══ Supplied information ══

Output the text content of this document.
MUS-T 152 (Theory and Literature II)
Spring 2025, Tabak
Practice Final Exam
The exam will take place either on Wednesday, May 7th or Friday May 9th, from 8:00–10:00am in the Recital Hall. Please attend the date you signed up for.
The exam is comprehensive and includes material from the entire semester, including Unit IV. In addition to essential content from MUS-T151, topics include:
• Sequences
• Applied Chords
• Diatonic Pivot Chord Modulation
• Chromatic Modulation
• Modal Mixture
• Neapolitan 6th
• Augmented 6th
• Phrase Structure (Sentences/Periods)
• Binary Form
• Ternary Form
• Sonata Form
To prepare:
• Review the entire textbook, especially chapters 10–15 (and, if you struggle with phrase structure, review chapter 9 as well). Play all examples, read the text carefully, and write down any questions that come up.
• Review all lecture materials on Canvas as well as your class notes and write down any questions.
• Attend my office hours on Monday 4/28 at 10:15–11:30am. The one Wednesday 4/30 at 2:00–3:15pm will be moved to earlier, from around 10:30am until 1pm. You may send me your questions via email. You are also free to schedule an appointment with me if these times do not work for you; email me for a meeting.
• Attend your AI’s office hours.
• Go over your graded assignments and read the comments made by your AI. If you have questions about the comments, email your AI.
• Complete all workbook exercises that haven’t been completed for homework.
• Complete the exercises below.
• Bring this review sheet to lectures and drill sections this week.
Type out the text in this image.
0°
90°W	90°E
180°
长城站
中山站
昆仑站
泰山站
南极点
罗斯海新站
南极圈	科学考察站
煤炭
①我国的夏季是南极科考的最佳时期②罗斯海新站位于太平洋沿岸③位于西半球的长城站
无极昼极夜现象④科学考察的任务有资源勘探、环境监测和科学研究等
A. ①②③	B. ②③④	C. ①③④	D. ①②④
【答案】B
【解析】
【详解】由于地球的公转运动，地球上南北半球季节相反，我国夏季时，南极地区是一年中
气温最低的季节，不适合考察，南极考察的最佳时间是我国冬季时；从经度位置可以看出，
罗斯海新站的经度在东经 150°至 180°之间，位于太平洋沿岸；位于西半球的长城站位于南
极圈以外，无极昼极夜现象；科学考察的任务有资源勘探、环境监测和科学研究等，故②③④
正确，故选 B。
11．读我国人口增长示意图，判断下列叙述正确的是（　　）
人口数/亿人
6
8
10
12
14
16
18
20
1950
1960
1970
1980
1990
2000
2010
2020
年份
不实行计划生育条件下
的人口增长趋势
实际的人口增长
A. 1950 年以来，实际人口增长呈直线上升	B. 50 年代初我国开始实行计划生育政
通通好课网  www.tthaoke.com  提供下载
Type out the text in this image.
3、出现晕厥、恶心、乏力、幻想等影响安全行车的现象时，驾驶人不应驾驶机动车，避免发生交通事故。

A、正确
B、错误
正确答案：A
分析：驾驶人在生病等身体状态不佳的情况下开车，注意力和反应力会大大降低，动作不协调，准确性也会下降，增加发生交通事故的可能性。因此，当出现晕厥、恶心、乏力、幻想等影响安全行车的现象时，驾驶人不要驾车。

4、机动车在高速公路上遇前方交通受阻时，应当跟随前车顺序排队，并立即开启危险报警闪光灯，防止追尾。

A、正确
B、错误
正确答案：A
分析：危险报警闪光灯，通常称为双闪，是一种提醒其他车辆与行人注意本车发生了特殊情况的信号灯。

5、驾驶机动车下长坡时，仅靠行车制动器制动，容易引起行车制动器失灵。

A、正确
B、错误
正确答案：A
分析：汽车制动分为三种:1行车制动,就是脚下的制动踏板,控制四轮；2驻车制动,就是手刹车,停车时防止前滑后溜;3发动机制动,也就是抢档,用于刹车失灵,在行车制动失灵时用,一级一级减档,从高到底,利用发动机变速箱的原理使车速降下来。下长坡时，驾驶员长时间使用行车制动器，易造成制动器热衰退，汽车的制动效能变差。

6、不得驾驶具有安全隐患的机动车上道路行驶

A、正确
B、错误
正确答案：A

═══

= Challenge =
Repeat the records above exactly.

= Solution to the exercise =
Output the text content of this document.
MUS-T 152 (Theory and Literature II)
Spring 2025, Tabak
Practice Final Exam
The exam will take place either on Wednesday, May 7th or Friday May 9th, from 8:00–10:00am in the Recital Hall. Please attend the date you signed up for.
The exam is comprehensive and includes material from the entire semester, including Unit IV. In addition to essential content from MUS-T151, topics include:
• Sequences
• Applied Chords
• Diatonic Pivot Chord Modulation
• Chromatic Modulation
• Modal Mixture
• Neapolitan 6th
• Augmented 6th
• Phrase Structure (Sentences/Periods)
• Binary Form
• Ternary Form
• Sonata Form
To prepare:
• Review the entire textbook, especially chapters 10–15 (and, if you struggle with phrase structure, review chapter 9 as well). Play all examples, read the text carefully, and write down any questions that come up.
• Review all lecture materials on Canvas as well as your class notes and write down any questions.
• Attend my office hours on Monday 4/28 at 10:15–11:30am. The one Wednesday 4/30 at 2:00–3:15pm will be moved to earlier, from around 10:30am until 1pm. You may send me your questions via email. You are also free to schedule an appointment with me if these times do not work for you; email me for a meeting.
• Attend your AI’s office hours.
• Go over your graded assignments and read the comments made by your AI. If you have questions about the comments, email your AI.
• Complete all workbook exercises that haven’t been completed for homework.
• Complete the exercises below.
• Bring this review sheet to lectures and drill sections this week.
Type out the text in this image.
0°
90°W	90°E
180°
长城站
中山站
昆仑站
泰山站
南极点
罗斯海新站
南极圈	科学考察站
煤炭
①我国的夏季是南极科考的最佳时期②罗斯海新站位于太平洋沿岸③位于西半球的长城站
无极昼极夜现象④科学考察的任务有资源勘探、环境监测和科学研究等
A. ①②③	B. ②③④	C. ①③④	D. ①②④
【答案】B
【解析】
【详解】由于地球的公转运动，地球上南北半球季节相反，我国夏季时，南极地区是一年中
气温最低的季节，不适合考察，南极考察的最佳时间是我国冬季时；从经度位置可以看出，
罗斯海新站的经度在东经 150°至 180°之间，位于太平洋沿岸；位于西半球的长城站位于南
极圈以外，无极昼极夜现象；科学考察的任务有资源勘探、环境监测和科学研究等，故②③④
正确，故选 B。
11．读我国人口增长示意图，判断下列叙述正确的是（　　）
人口数/亿人
6
8
10
12
14
16
18
20
1950
1960
1970
1980
1990
2000
2010
2020
年份
不实行计划生育条件下
的人口增长趋势
实际的人口增长
A. 1950 年以来，实际人口增长呈直线上升	B. 50 年代初我国开始实行计划生育政
通通好课网  www.tthaoke.com  提供下载
Type out the text in this image.
3、出现晕厥、恶心、乏力、幻想等影响安全行车的现象时，驾驶人不应驾驶机动车，避免发生交通事故。

A、正确
B、错误
正确答案：A
分析：驾驶人在生病等身体状态不佳的情况下开车，注意力和反应力会大大降低，动作不协调，准确性也会下降，增加发生交通事故的可能性。因此，当出现晕厥、恶心、乏力、幻想等影响安全行车的现象时，驾驶人不要驾车。

4、机动车在高速公路上遇前方交通受阻时，应当跟随前车顺序排队，并立即开启危险报警闪光灯，防止追尾。

A、正确
B、错误
正确答案：A
分析：危险报警闪光灯，通常称为双闪，是一种提醒其他车辆与行人注意本车发生了特殊情况的信号灯。

5、驾驶机动车下长坡时，仅靠行车制动器制动，容易引起行车制动器失灵。

A、正确
B、错误
正确答案：A
分析：汽车制动分为三种:1行车制动,就是脚下的制动踏板,控制四轮；2驻车制动,就是手刹车,停车时防止前滑后溜;3发动机制动,也就是抢档,用于刹车失灵,在行车制动失灵时用,一级一级减档,从高到底,利用发动机变速箱的原理使车速降下来。下长坡时，驾驶员长时间使用行车制动器，易造成制动器热衰退，汽车的制动效能变差。

6、不得驾驶具有安全隐患的机动车上道路行驶

A、正确
B、错误
正确答案：A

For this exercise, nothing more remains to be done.